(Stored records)
====

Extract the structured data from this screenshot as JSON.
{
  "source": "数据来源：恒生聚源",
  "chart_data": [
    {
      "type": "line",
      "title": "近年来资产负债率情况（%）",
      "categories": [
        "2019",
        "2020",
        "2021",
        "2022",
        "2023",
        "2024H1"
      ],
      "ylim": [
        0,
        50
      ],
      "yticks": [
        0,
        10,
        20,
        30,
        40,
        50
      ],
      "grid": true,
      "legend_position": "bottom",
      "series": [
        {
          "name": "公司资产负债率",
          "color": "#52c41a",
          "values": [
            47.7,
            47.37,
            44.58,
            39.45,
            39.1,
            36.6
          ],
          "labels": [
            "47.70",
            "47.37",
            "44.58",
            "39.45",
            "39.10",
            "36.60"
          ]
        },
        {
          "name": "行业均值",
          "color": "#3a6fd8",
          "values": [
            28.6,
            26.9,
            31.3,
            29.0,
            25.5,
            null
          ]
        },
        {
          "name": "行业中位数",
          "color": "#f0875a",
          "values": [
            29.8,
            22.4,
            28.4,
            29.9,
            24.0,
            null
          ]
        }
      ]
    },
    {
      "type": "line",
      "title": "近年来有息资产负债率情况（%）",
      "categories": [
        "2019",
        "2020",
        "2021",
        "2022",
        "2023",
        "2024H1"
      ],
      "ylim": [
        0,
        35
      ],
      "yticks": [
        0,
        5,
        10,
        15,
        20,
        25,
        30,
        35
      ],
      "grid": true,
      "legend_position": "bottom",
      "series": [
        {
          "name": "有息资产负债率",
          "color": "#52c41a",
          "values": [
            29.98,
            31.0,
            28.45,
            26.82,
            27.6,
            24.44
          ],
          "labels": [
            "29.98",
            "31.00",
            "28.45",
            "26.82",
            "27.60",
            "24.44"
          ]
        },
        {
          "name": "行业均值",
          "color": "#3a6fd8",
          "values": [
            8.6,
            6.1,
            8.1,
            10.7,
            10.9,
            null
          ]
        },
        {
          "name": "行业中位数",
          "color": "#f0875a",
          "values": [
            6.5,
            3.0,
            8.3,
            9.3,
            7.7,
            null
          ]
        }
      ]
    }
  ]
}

====

= Given exercise =
Write out the whole listing again, exactly as it stands.

= Complete response =
Extract the structured data from this screenshot as JSON.
{
  "source": "数据来源：恒生聚源",
  "chart_data": [
    {
      "type": "line",
      "title": "近年来资产负债率情况（%）",
      "categories": [
        "2019",
        "2020",
        "2021",
        "2022",
        "2023",
        "2024H1"
      ],
      "ylim": [
        0,
        50
      ],
      "yticks": [
        0,
        10,
        20,
        30,
        40,
        50
      ],
      "grid": true,
      "legend_position": "bottom",
      "series": [
        {
          "name": "公司资产负债率",
          "color": "#52c41a",
          "values": [
            47.7,
            47.37,
            44.58,
            39.45,
            39.1,
            36.6
          ],
          "labels": [
            "47.70",
            "47.37",
            "44.58",
            "39.45",
            "39.10",
            "36.60"
          ]
        },
        {
          "name": "行业均值",
          "color": "#3a6fd8",
          "values": [
            28.6,
            26.9,
            31.3,
            29.0,
            25.5,
            null
          ]
        },
        {
          "name": "行业中位数",
          "color": "#f0875a",
          "values": [
            29.8,
            22.4,
            28.4,
            29.9,
            24.0,
            null
          ]
        }
      ]
    },
    {
      "type": "line",
      "title": "近年来有息资产负债率情况（%）",
      "categories": [
        "2019",
        "2020",
        "2021",
        "2022",
        "2023",
        "2024H1"
      ],
      "ylim": [
        0,
        35
      ],
      "yticks": [
        0,
        5,
        10,
        15,
        20,
        25,
        30,
        35
      ],
      "grid": true,
      "legend_position": "bottom",
      "series": [
        {
          "name": "有息资产负债率",
          "color": "#52c41a",
          "values": [
            29.98,
            31.0,
            28.45,
            26.82,
            27.6,
            24.44
          ],
          "labels": [
            "29.98",
            "31.00",
            "28.45",
            "26.82",
            "27.60",
            "24.44"
          ]
        },
        {
          "name": "行业均值",
          "color": "#3a6fd8",
          "values": [
            8.6,
            6.1,
            8.1,
            10.7,
            10.9,
            null
          ]
        },
        {
          "name": "行业中位数",
          "color": "#f0875a",
          "values": [
            6.5,
            3.0,
            8.3,
            9.3,
            7.7,
            null
          ]
        }
      ]
    }
  ]
}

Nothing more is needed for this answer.